What to produce
Find how many lines in the material contain "MASA"; your answer should be that number alone.

Provided data
◇ ◇ ◇ ◇
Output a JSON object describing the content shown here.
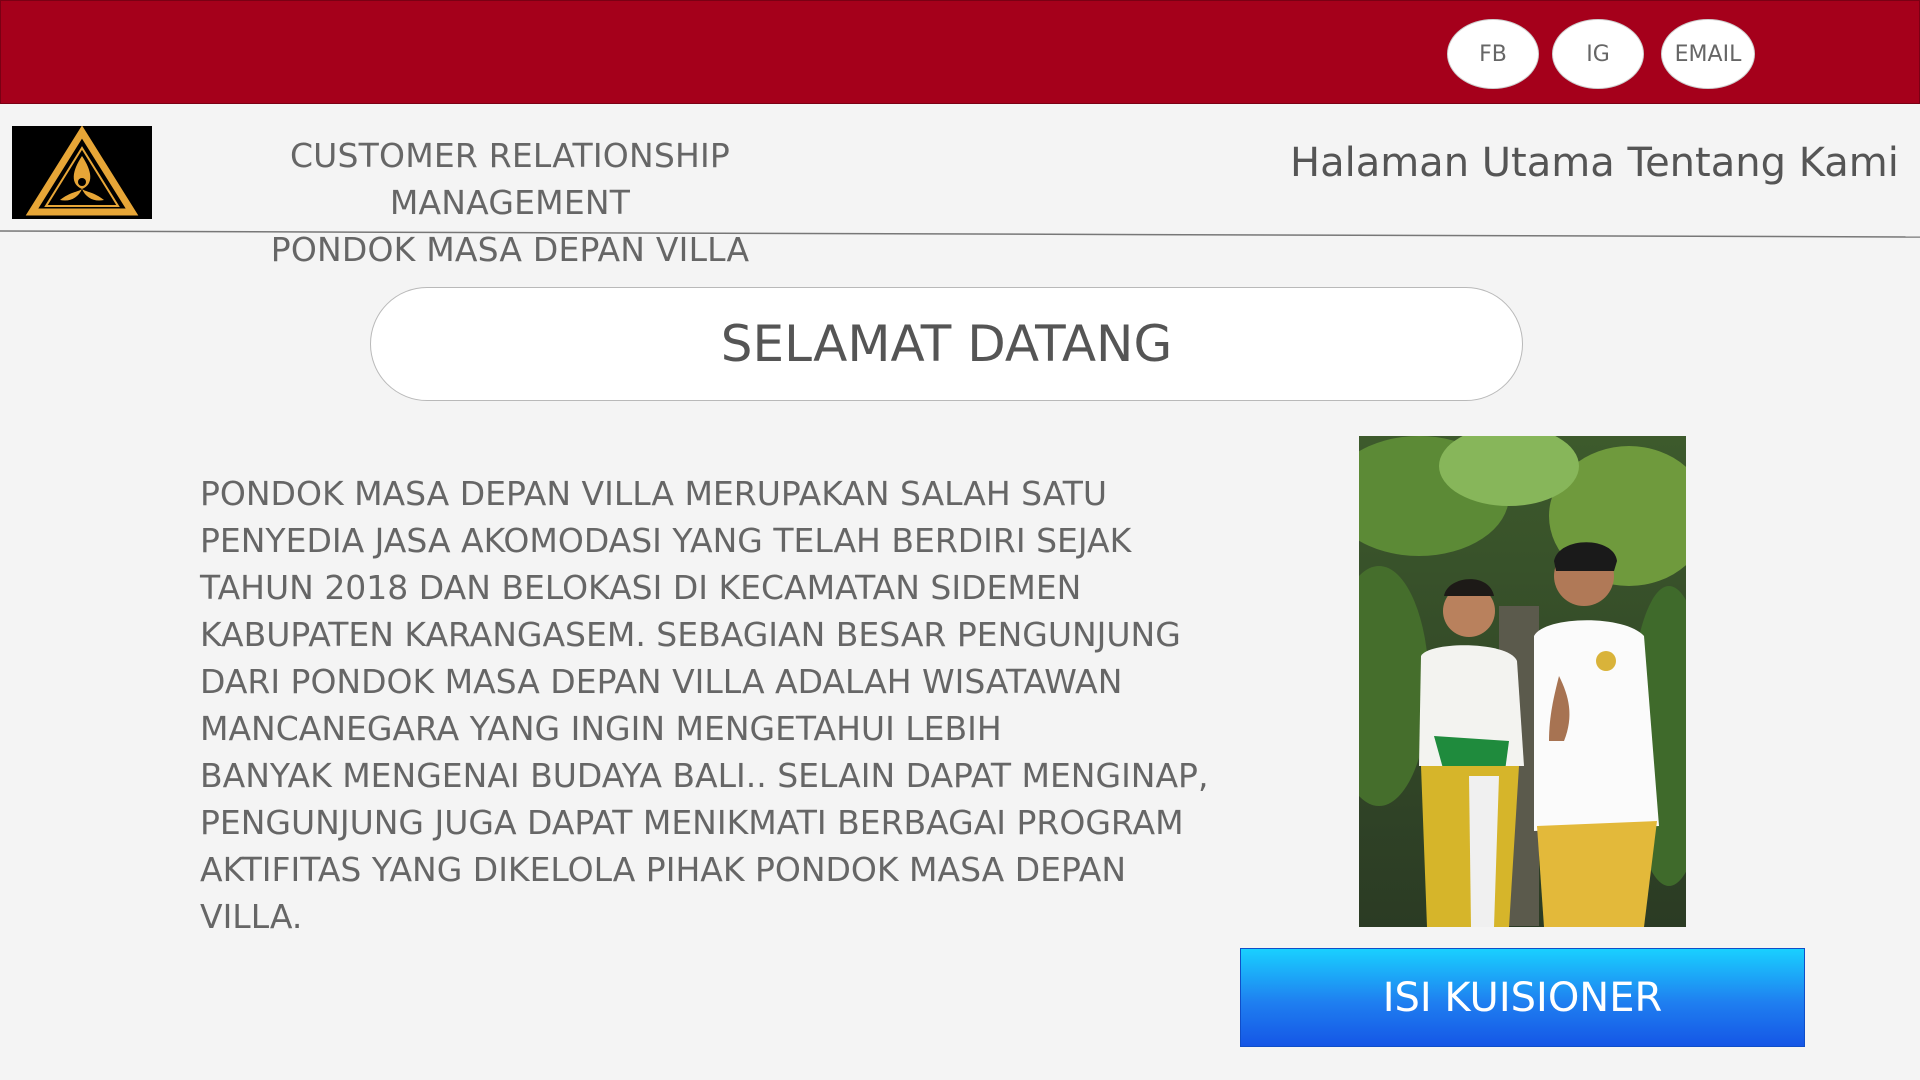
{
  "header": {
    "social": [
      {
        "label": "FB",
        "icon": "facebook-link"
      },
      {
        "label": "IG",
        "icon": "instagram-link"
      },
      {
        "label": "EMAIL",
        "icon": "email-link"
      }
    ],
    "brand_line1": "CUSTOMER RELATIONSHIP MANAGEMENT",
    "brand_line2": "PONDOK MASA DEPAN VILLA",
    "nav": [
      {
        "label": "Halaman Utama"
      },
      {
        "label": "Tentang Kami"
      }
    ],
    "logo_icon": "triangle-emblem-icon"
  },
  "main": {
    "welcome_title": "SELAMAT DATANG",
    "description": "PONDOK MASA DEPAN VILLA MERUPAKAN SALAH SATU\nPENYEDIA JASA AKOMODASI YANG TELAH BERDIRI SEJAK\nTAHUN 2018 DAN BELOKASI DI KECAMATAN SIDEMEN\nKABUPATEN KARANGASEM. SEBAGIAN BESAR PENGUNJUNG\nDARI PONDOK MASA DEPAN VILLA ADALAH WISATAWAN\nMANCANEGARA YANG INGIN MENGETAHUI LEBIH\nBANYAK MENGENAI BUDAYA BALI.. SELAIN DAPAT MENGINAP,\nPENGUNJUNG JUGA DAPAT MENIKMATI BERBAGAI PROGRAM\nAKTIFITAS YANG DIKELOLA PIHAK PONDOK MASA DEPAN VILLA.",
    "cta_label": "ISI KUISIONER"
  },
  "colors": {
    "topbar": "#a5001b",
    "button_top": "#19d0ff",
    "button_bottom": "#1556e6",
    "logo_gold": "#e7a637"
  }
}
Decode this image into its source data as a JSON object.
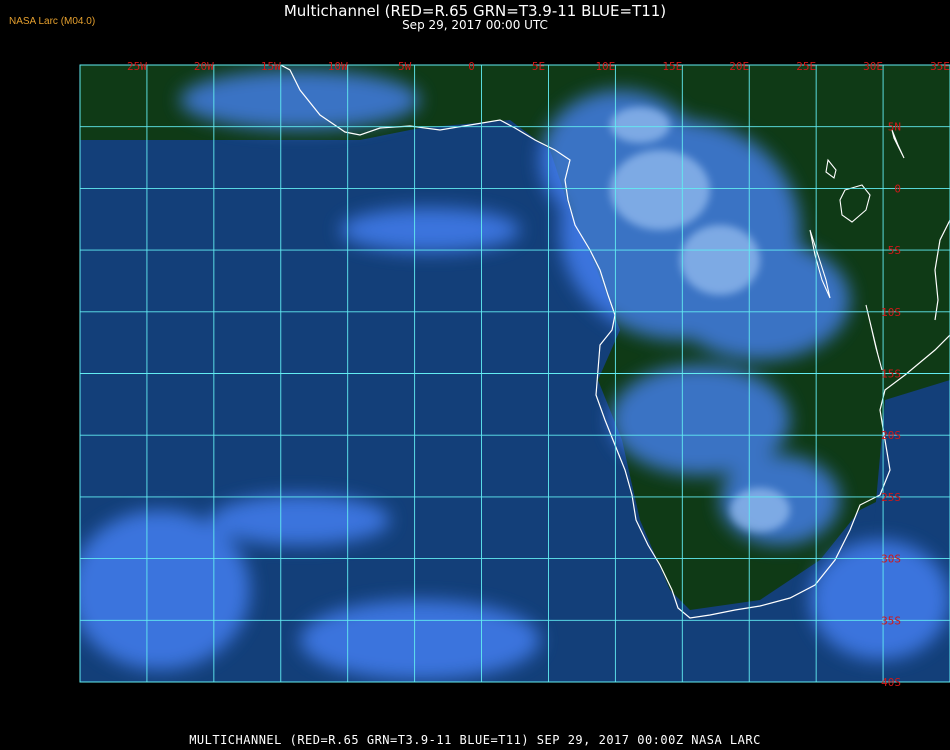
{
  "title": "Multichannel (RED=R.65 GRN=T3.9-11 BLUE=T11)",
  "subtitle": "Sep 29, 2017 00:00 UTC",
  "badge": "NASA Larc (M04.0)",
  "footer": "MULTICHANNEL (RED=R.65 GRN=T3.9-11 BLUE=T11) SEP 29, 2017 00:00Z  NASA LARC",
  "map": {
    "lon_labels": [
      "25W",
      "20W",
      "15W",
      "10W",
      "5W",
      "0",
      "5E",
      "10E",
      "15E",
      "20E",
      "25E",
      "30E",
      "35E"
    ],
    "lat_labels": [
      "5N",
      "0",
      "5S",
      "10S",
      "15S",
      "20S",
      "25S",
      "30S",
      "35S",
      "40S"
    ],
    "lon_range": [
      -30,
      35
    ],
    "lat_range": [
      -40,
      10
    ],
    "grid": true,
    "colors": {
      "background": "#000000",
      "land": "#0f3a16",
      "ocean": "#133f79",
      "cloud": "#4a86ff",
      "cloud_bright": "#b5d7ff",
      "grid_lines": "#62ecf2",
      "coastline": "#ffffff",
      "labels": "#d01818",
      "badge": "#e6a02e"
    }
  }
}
◇ ◇ ◇ ◇
Output below
2